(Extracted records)
━━━━━━━━

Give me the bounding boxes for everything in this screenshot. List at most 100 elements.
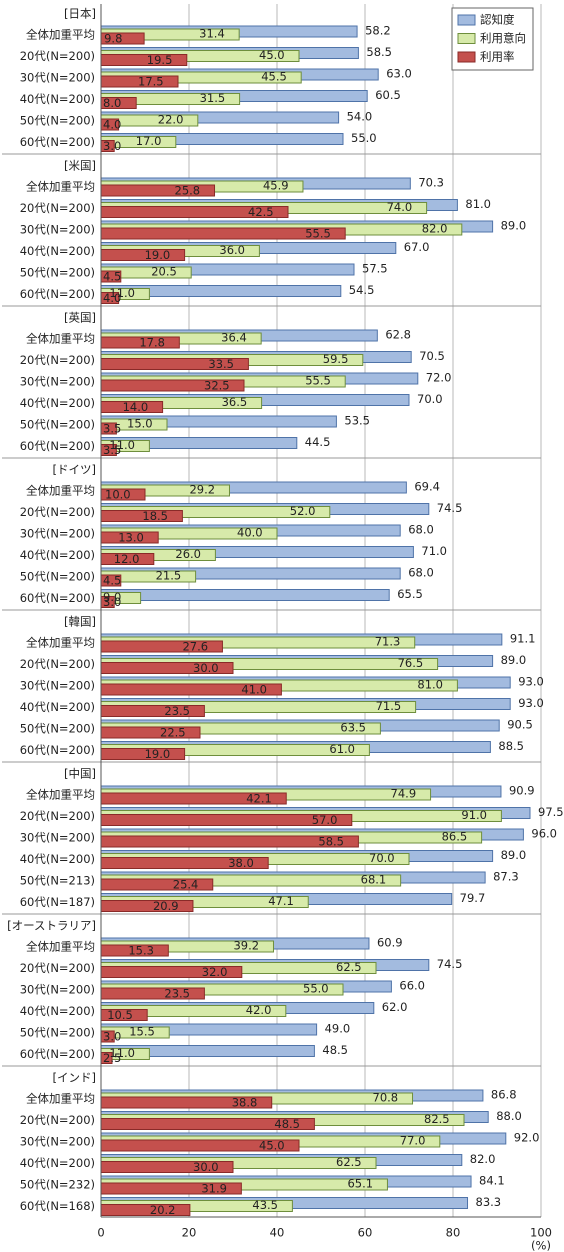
value-label: 15.0 [127,417,153,431]
value-label: 68.0 [408,523,434,537]
value-label: 29.2 [189,483,215,497]
value-label: 59.5 [323,352,349,366]
value-label: 2.5 [103,1051,121,1065]
value-label: 41.0 [241,683,267,697]
value-label: 32.0 [202,965,228,979]
value-label: 61.0 [329,742,355,756]
value-label: 10.5 [107,1008,133,1022]
value-label: 55.0 [303,982,329,996]
value-label: 90.5 [507,718,533,732]
value-label: 89.0 [501,848,527,862]
value-label: 36.4 [221,331,247,345]
value-label: 42.0 [246,1003,272,1017]
category-label: 50代(N=213) [20,874,95,888]
category-label: 60代(N=168) [20,1199,95,1213]
value-label: 79.7 [460,891,486,905]
bar [100,54,188,66]
value-label: 42.1 [246,792,272,806]
value-label: 48.5 [322,1043,348,1057]
value-label: 60.5 [375,88,401,102]
value-label: 81.0 [417,678,443,692]
value-label: 55.5 [305,227,331,241]
group-label: [インド] [53,1071,96,1085]
value-label: 30.0 [193,661,219,675]
value-label: 33.5 [208,357,234,371]
value-label: 38.0 [228,856,254,870]
value-label: 11.0 [109,286,135,300]
category-label: 40代(N=200) [20,244,95,258]
value-label: 18.5 [142,509,168,523]
value-label: 91.1 [510,632,536,646]
value-label: 68.1 [361,873,387,887]
value-label: 38.8 [232,1096,258,1110]
category-label: 60代(N=200) [20,287,95,301]
category-label: 全体加重平均 [26,636,95,650]
x-unit: (%) [531,1239,551,1252]
value-label: 22.5 [160,726,186,740]
value-label: 66.0 [399,979,425,993]
value-label: 67.0 [404,240,430,254]
value-label: 84.1 [479,1174,505,1188]
value-label: 3.5 [103,422,121,436]
legend-swatch [457,14,476,26]
category-label: 30代(N=200) [20,223,95,237]
category-label: 60代(N=200) [20,591,95,605]
category-label: 40代(N=200) [20,852,95,866]
category-label: 20代(N=200) [20,505,95,519]
value-label: 25.8 [175,184,201,198]
value-label: 82.5 [424,1112,450,1126]
value-label: 97.5 [538,805,564,819]
category-label: 20代(N=200) [20,809,95,823]
category-label: 20代(N=200) [20,961,95,975]
value-label: 22.0 [158,113,184,127]
legend-swatch [457,51,476,63]
category-label: 40代(N=200) [20,548,95,562]
category-label: 20代(N=200) [20,49,95,63]
category-label: 50代(N=200) [20,570,95,584]
value-label: 70.0 [369,851,395,865]
value-label: 82.0 [422,222,448,236]
value-label: 20.5 [151,265,177,279]
value-label: 15.3 [128,944,154,958]
bar [100,748,186,760]
x-tick-label: 40 [270,1226,285,1240]
group-label: [日本] [64,7,96,21]
value-label: 11.0 [109,1046,135,1060]
value-label: 3.0 [103,139,121,153]
value-label: 90.9 [509,784,535,798]
legend-label: 認知度 [480,13,515,27]
category-label: 30代(N=200) [20,831,95,845]
category-label: 60代(N=200) [20,743,95,757]
value-label: 77.0 [400,1134,426,1148]
value-label: 20.9 [153,899,179,913]
group-label: [中国] [64,767,96,781]
value-label: 42.5 [248,205,274,219]
category-label: 全体加重平均 [26,332,95,346]
value-label: 53.5 [344,414,370,428]
value-label: 55.0 [351,131,377,145]
value-label: 31.5 [200,91,226,105]
value-label: 62.5 [336,1155,362,1169]
category-label: 20代(N=200) [20,353,95,367]
value-label: 36.0 [219,243,245,257]
value-label: 47.1 [268,894,294,908]
value-label: 15.5 [129,1025,155,1039]
x-tick-label: 100 [530,1226,552,1240]
value-label: 17.8 [139,336,165,350]
legend-label: 利用意向 [480,31,526,45]
value-label: 11.0 [109,438,135,452]
value-label: 70.5 [419,349,445,363]
value-label: 89.0 [501,219,527,233]
value-label: 93.0 [518,675,544,689]
value-label: 23.5 [164,704,190,718]
value-label: 9.0 [103,590,121,604]
value-label: 26.0 [175,547,201,561]
value-label: 3.0 [103,1030,121,1044]
value-label: 12.0 [114,552,140,566]
value-label: 45.0 [259,1139,285,1153]
bar [100,589,390,601]
value-label: 70.3 [418,176,444,190]
value-label: 86.5 [442,830,468,844]
value-label: 70.0 [417,392,443,406]
value-label: 45.9 [263,179,289,193]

━━━━━━━━

SHORT TASK
Print the lines that run from the one containing "value-label: 15.0 [127,417,153,431]" through the one containing "value-label: 18.5 [142,509,168,523]", including both of those lines, and reproduce each without any change.

IN RESPONSE
value-label: 15.0 [127,417,153,431]
value-label: 68.0 [408,523,434,537]
value-label: 29.2 [189,483,215,497]
value-label: 59.5 [323,352,349,366]
value-label: 2.5 [103,1051,121,1065]
value-label: 41.0 [241,683,267,697]
value-label: 32.0 [202,965,228,979]
value-label: 61.0 [329,742,355,756]
value-label: 10.5 [107,1008,133,1022]
value-label: 55.0 [303,982,329,996]
value-label: 90.5 [507,718,533,732]
value-label: 89.0 [501,848,527,862]
value-label: 36.4 [221,331,247,345]
value-label: 42.0 [246,1003,272,1017]
category-label: 50代(N=213) [20,874,95,888]
category-label: 60代(N=168) [20,1199,95,1213]
value-label: 79.7 [460,891,486,905]
bar [100,54,188,66]
value-label: 42.1 [246,792,272,806]
value-label: 48.5 [322,1043,348,1057]
value-label: 60.5 [375,88,401,102]
value-label: 81.0 [417,678,443,692]
value-label: 55.5 [305,227,331,241]
group-label: [インド] [53,1071,96,1085]
value-label: 30.0 [193,661,219,675]
value-label: 33.5 [208,357,234,371]
value-label: 38.0 [228,856,254,870]
value-label: 11.0 [109,286,135,300]
category-label: 40代(N=200) [20,244,95,258]
value-label: 18.5 [142,509,168,523]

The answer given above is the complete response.